>> START PROVIDED DATA
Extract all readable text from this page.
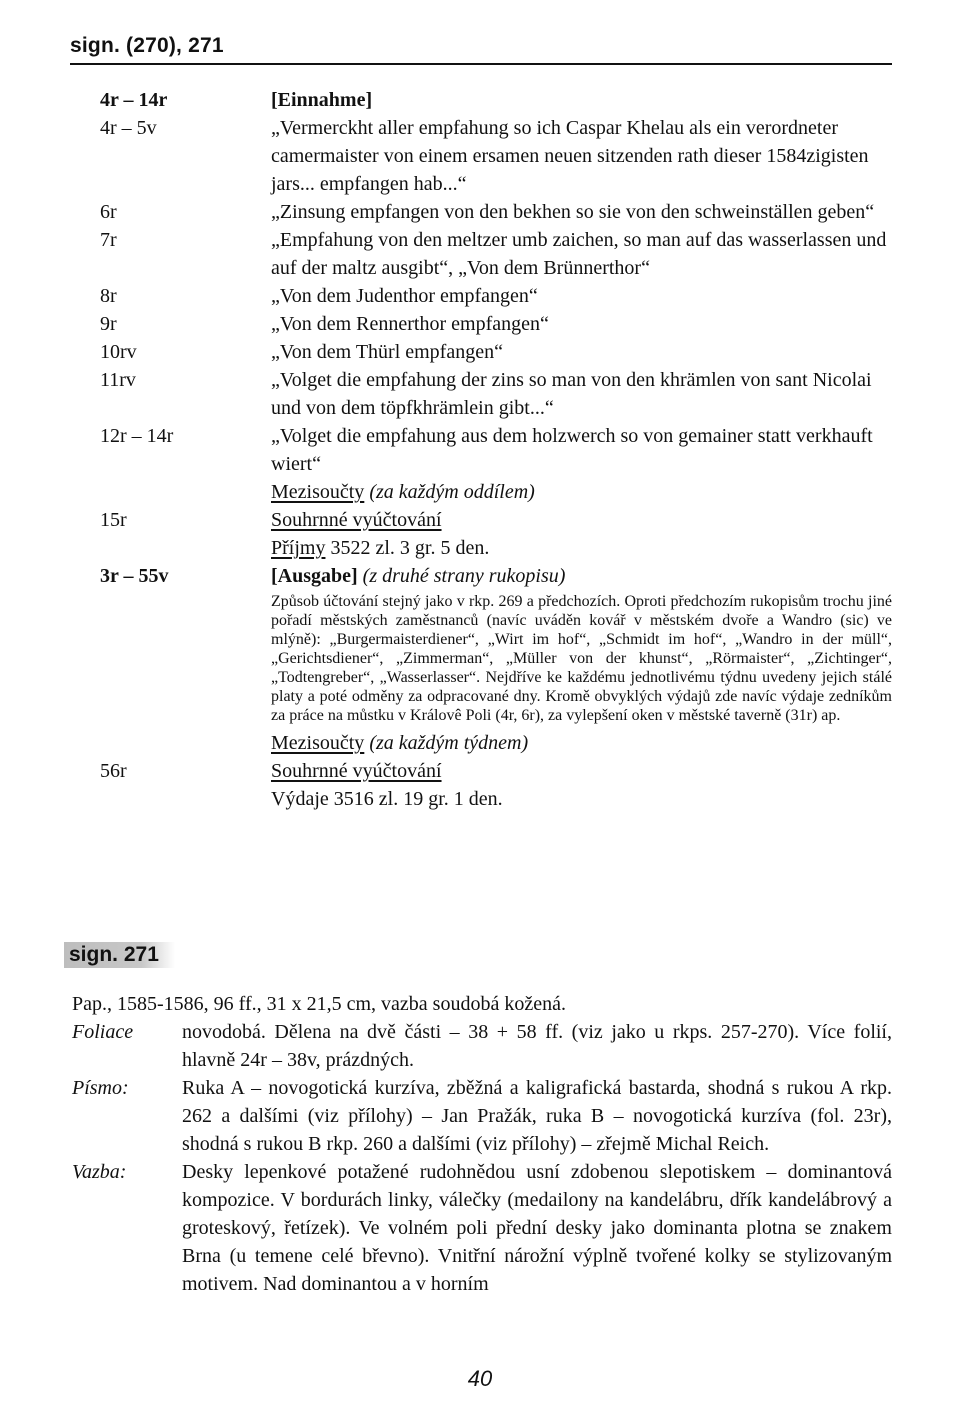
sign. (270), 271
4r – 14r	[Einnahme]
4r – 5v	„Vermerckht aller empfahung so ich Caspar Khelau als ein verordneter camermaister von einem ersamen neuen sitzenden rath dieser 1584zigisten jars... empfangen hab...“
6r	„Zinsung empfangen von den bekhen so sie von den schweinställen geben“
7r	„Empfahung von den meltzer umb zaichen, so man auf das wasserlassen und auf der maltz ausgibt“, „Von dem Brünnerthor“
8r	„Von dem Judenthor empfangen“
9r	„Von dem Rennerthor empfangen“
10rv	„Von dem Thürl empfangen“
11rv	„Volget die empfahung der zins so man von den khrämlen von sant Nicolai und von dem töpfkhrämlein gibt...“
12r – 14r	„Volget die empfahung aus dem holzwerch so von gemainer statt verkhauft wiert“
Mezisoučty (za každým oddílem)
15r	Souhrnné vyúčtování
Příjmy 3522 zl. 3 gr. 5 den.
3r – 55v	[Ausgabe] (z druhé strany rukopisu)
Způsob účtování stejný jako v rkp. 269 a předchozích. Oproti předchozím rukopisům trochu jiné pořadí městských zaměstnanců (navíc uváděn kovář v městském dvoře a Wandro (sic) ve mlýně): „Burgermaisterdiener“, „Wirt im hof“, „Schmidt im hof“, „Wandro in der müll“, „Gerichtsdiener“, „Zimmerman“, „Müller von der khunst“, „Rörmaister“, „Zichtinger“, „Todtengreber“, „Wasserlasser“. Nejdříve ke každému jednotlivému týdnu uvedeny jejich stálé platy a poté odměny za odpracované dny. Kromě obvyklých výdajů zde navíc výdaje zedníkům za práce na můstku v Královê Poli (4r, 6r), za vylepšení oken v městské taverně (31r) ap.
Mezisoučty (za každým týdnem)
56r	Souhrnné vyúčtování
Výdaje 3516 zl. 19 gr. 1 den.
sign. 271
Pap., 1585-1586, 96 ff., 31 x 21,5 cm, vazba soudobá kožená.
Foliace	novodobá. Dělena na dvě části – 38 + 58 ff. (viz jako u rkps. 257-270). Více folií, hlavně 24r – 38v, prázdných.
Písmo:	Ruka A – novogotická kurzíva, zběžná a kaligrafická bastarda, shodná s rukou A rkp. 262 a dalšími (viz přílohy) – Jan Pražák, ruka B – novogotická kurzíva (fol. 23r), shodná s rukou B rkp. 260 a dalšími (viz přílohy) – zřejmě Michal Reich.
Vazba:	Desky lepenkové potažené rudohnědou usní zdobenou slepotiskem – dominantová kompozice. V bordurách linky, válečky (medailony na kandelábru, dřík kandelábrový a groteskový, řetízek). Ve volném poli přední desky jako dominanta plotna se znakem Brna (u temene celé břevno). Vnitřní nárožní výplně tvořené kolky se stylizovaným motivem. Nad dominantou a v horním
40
>> END PROVIDED DATA
>> START PROVIDED DATA
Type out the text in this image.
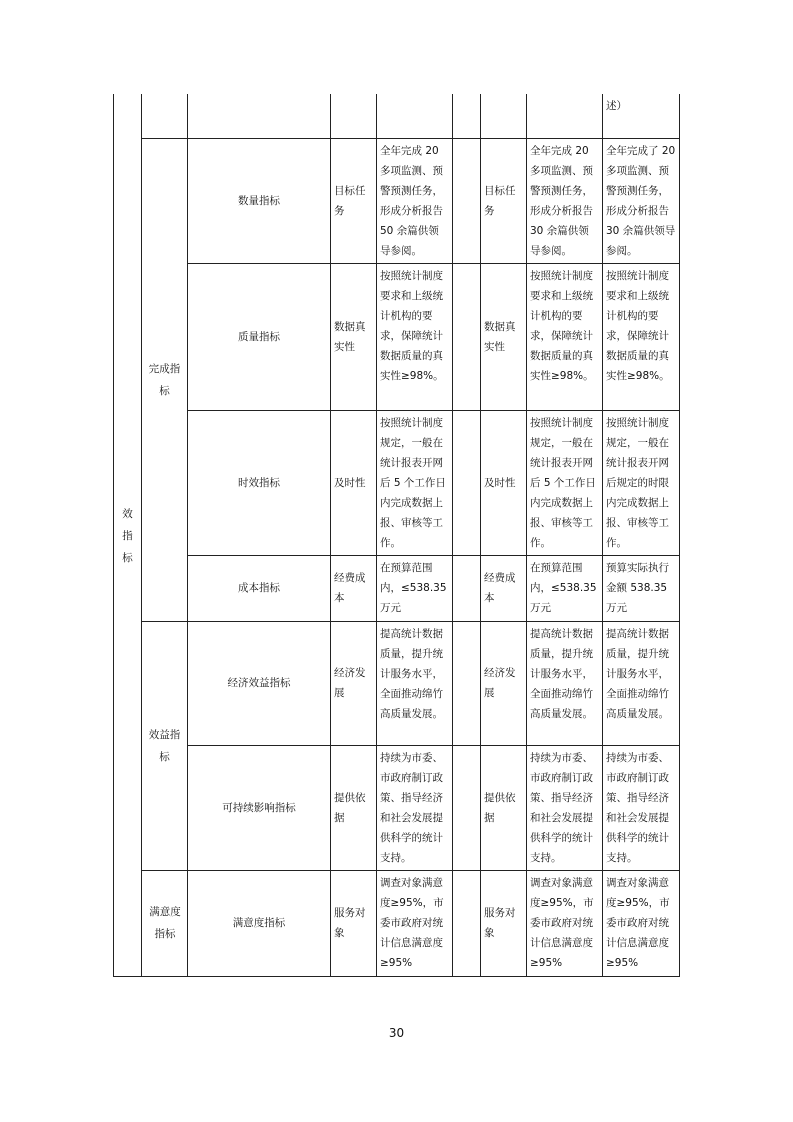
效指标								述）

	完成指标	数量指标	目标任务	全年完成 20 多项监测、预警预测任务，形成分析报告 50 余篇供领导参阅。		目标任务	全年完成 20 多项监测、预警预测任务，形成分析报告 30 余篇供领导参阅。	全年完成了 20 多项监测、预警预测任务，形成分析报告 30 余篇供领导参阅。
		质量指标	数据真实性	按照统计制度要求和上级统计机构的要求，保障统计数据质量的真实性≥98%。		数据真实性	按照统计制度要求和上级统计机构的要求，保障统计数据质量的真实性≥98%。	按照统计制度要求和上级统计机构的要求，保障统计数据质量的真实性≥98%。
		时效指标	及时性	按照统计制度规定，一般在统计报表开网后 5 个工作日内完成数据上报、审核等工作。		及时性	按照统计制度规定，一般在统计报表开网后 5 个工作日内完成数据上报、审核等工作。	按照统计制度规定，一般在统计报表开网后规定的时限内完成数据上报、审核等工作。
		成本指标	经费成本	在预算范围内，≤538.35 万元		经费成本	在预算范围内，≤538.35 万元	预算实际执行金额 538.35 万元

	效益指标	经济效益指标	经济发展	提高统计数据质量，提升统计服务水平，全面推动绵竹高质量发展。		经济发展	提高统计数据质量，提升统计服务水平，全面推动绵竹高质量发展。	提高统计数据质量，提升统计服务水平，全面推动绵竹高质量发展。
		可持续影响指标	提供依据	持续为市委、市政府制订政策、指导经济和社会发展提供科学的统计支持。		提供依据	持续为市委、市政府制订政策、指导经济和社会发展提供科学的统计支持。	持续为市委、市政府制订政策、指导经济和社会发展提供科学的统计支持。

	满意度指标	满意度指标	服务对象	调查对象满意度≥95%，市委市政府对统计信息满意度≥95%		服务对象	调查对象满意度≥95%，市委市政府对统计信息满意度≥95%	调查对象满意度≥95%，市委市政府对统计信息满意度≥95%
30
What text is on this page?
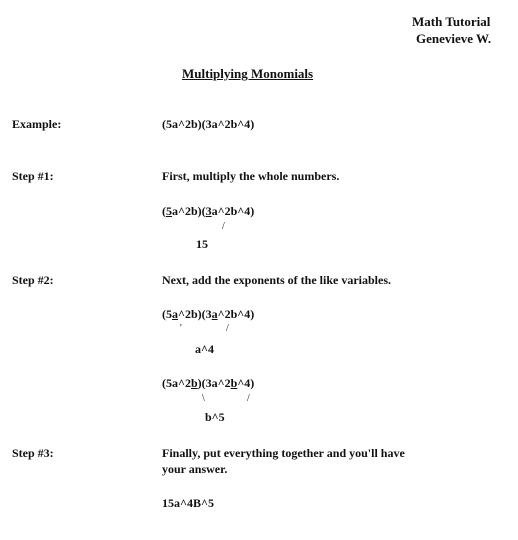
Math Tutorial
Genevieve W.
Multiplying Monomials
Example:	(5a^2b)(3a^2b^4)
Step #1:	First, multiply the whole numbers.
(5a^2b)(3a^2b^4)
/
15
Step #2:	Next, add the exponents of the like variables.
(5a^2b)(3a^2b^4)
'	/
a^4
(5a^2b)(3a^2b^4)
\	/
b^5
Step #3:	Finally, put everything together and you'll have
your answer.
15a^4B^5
>> END PROVIDED DATA
OBJECTIVE: Collect from the data above every line that includes "page".

OUTPUT OF THE TASK:
Extract all readable text from this page.
What text is on this page?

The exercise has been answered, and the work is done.